— WHAT YOU HAVE TO DO —
Repeat every line below exactly, word for word.

— GIVEN ENTRIES —
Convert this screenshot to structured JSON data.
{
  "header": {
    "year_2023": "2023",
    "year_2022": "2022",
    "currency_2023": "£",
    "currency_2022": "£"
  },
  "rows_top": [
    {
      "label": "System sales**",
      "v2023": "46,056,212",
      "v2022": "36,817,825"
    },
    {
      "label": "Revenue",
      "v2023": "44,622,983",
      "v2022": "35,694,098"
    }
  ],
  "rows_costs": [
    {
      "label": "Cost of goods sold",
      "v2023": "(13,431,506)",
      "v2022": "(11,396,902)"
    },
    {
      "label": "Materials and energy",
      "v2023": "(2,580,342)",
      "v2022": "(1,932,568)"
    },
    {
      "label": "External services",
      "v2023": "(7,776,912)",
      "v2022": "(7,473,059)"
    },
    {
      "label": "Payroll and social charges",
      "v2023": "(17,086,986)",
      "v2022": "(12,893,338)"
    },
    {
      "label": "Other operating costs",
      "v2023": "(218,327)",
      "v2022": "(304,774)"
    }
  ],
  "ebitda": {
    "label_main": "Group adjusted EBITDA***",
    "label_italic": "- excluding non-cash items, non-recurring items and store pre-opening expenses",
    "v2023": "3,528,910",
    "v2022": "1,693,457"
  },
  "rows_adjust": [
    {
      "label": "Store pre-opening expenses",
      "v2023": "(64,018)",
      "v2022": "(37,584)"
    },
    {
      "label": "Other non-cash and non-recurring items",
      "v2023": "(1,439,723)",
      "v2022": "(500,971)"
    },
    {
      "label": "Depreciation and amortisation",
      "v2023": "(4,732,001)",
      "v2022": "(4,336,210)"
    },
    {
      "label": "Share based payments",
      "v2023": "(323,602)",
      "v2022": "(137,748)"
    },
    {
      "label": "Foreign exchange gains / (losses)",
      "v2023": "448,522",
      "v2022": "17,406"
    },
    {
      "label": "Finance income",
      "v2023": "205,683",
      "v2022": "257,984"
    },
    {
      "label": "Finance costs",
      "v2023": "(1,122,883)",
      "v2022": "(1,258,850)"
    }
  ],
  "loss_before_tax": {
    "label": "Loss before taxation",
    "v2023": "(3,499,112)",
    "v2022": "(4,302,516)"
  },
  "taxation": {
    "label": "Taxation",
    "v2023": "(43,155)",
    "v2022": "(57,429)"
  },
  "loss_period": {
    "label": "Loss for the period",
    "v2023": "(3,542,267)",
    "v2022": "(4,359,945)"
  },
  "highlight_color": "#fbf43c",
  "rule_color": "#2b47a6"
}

— PROBLEM SOLUTION —
Convert this screenshot to structured JSON data.
{
  "header": {
    "year_2023": "2023",
    "year_2022": "2022",
    "currency_2023": "£",
    "currency_2022": "£"
  },
  "rows_top": [
    {
      "label": "System sales**",
      "v2023": "46,056,212",
      "v2022": "36,817,825"
    },
    {
      "label": "Revenue",
      "v2023": "44,622,983",
      "v2022": "35,694,098"
    }
  ],
  "rows_costs": [
    {
      "label": "Cost of goods sold",
      "v2023": "(13,431,506)",
      "v2022": "(11,396,902)"
    },
    {
      "label": "Materials and energy",
      "v2023": "(2,580,342)",
      "v2022": "(1,932,568)"
    },
    {
      "label": "External services",
      "v2023": "(7,776,912)",
      "v2022": "(7,473,059)"
    },
    {
      "label": "Payroll and social charges",
      "v2023": "(17,086,986)",
      "v2022": "(12,893,338)"
    },
    {
      "label": "Other operating costs",
      "v2023": "(218,327)",
      "v2022": "(304,774)"
    }
  ],
  "ebitda": {
    "label_main": "Group adjusted EBITDA***",
    "label_italic": "- excluding non-cash items, non-recurring items and store pre-opening expenses",
    "v2023": "3,528,910",
    "v2022": "1,693,457"
  },
  "rows_adjust": [
    {
      "label": "Store pre-opening expenses",
      "v2023": "(64,018)",
      "v2022": "(37,584)"
    },
    {
      "label": "Other non-cash and non-recurring items",
      "v2023": "(1,439,723)",
      "v2022": "(500,971)"
    },
    {
      "label": "Depreciation and amortisation",
      "v2023": "(4,732,001)",
      "v2022": "(4,336,210)"
    },
    {
      "label": "Share based payments",
      "v2023": "(323,602)",
      "v2022": "(137,748)"
    },
    {
      "label": "Foreign exchange gains / (losses)",
      "v2023": "448,522",
      "v2022": "17,406"
    },
    {
      "label": "Finance income",
      "v2023": "205,683",
      "v2022": "257,984"
    },
    {
      "label": "Finance costs",
      "v2023": "(1,122,883)",
      "v2022": "(1,258,850)"
    }
  ],
  "loss_before_tax": {
    "label": "Loss before taxation",
    "v2023": "(3,499,112)",
    "v2022": "(4,302,516)"
  },
  "taxation": {
    "label": "Taxation",
    "v2023": "(43,155)",
    "v2022": "(57,429)"
  },
  "loss_period": {
    "label": "Loss for the period",
    "v2023": "(3,542,267)",
    "v2022": "(4,359,945)"
  },
  "highlight_color": "#fbf43c",
  "rule_color": "#2b47a6"
}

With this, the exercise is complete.